What is needed
Give the data below again exactly as it stands. Omit the pictures.
— Start Dataset excerpts —
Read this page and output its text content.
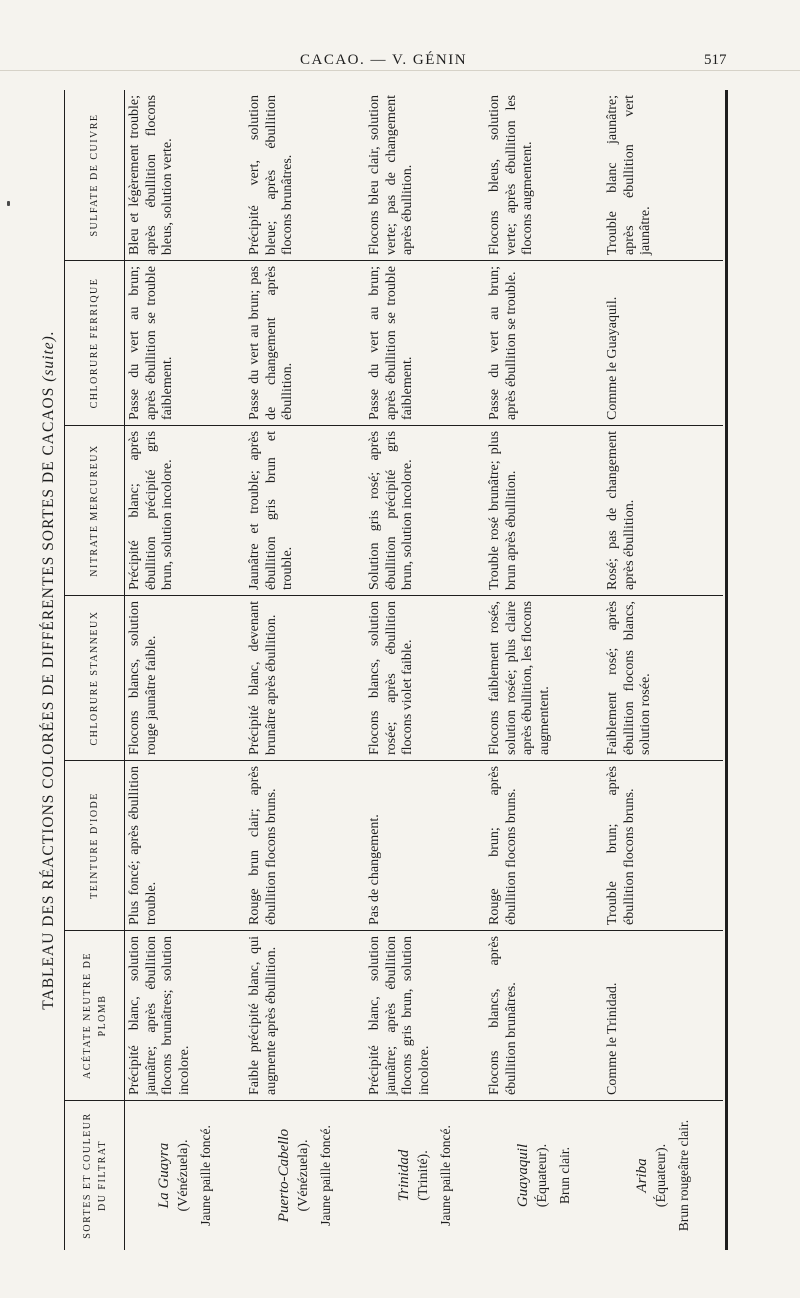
CACAO. — V. GÉNIN	517
TABLEAU DES RÉACTIONS COLORÉES DE DIFFÉRENTES SORTES DE CACAOS (suite).
SORTES ET COULEUR DU FILTRAT
ACÉTATE NEUTRE DE PLOMB
TEINTURE D'IODE
CHLORURE STANNEUX
NITRATE MERCUREUX
CHLORURE FERRIQUE
SULFATE DE CUIVRE
La Guayra (Vénézuela). Jaune paille foncé.
Précipité blanc, solution jaunâtre; après ébullition flocons brunâtres; solution incolore.
Plus foncé; après ébullition trouble.
Flocons blancs, solution rouge jaunâtre faible.
Précipité blanc; après ébullition précipité gris brun, solution incolore.
Passe du vert au brun; après ébullition se trouble faiblement.
Bleu et légèrement trouble; après ébullition flocons bleus, solution verte.
Puerto-Cabello (Vénézuela). Jaune paille foncé.
Faible précipité blanc, qui augmente après ébullition.
Rouge brun clair; après ébullition flocons bruns.
Précipité blanc, devenant brunâtre après ébullition.
Jaunâtre et trouble; après ébullition gris brun et trouble.
Passe du vert au brun; pas de changement après ébullition.
Précipité vert, solution bleue; après ébullition flocons brunâtres.
Trinidad (Trinité). Jaune paille foncé.
Précipité blanc, solution jaunâtre; après ébullition flocons gris brun, solution incolore.
Pas de changement.
Flocons blancs, solution rosée; après ébullition flocons violet faible.
Solution gris rosé; après ébullition précipité gris brun, solution incolore.
Passe du vert au brun; après ébullition se trouble faiblement.
Flocons bleu clair, solution verte; pas de changement après ébullition.
Guayaquil (Équateur). Brun clair.
Flocons blancs, après ébullition brunâtres.
Rouge brun; après ébullition flocons bruns.
Flocons faiblement rosés, solution rosée; plus claire après ébullition, les flocons augmentent.
Trouble rosé brunâtre; plus brun après ébullition.
Passe du vert au brun; après ébullition se trouble.
Flocons bleus, solution verte; après ébullition les flocons augmentent.
Ariba (Équateur). Brun rougeâtre clair.
Comme le Trinidad.
Trouble brun; après ébullition flocons bruns.
Faiblement rosé; après ébullition flocons blancs, solution rosée.
Rosé; pas de changement après ébullition.
Comme le Guayaquil.
Trouble blanc jaunâtre; après ébullition vert jaunâtre.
— End Dataset excerpts —
Answer for this exercise
Read this page and output its text content.
CACAO. — V. GÉNIN	517
TABLEAU DES RÉACTIONS COLORÉES DE DIFFÉRENTES SORTES DE CACAOS (suite).
SORTES ET COULEUR DU FILTRAT
ACÉTATE NEUTRE DE PLOMB
TEINTURE D'IODE
CHLORURE STANNEUX
NITRATE MERCUREUX
CHLORURE FERRIQUE
SULFATE DE CUIVRE
La Guayra (Vénézuela). Jaune paille foncé.
Précipité blanc, solution jaunâtre; après ébullition flocons brunâtres; solution incolore.
Plus foncé; après ébullition trouble.
Flocons blancs, solution rouge jaunâtre faible.
Précipité blanc; après ébullition précipité gris brun, solution incolore.
Passe du vert au brun; après ébullition se trouble faiblement.
Bleu et légèrement trouble; après ébullition flocons bleus, solution verte.
Puerto-Cabello (Vénézuela). Jaune paille foncé.
Faible précipité blanc, qui augmente après ébullition.
Rouge brun clair; après ébullition flocons bruns.
Précipité blanc, devenant brunâtre après ébullition.
Jaunâtre et trouble; après ébullition gris brun et trouble.
Passe du vert au brun; pas de changement après ébullition.
Précipité vert, solution bleue; après ébullition flocons brunâtres.
Trinidad (Trinité). Jaune paille foncé.
Précipité blanc, solution jaunâtre; après ébullition flocons gris brun, solution incolore.
Pas de changement.
Flocons blancs, solution rosée; après ébullition flocons violet faible.
Solution gris rosé; après ébullition précipité gris brun, solution incolore.
Passe du vert au brun; après ébullition se trouble faiblement.
Flocons bleu clair, solution verte; pas de changement après ébullition.
Guayaquil (Équateur). Brun clair.
Flocons blancs, après ébullition brunâtres.
Rouge brun; après ébullition flocons bruns.
Flocons faiblement rosés, solution rosée; plus claire après ébullition, les flocons augmentent.
Trouble rosé brunâtre; plus brun après ébullition.
Passe du vert au brun; après ébullition se trouble.
Flocons bleus, solution verte; après ébullition les flocons augmentent.
Ariba (Équateur). Brun rougeâtre clair.
Comme le Trinidad.
Trouble brun; après ébullition flocons bruns.
Faiblement rosé; après ébullition flocons blancs, solution rosée.
Rosé; pas de changement après ébullition.
Comme le Guayaquil.
Trouble blanc jaunâtre; après ébullition vert jaunâtre.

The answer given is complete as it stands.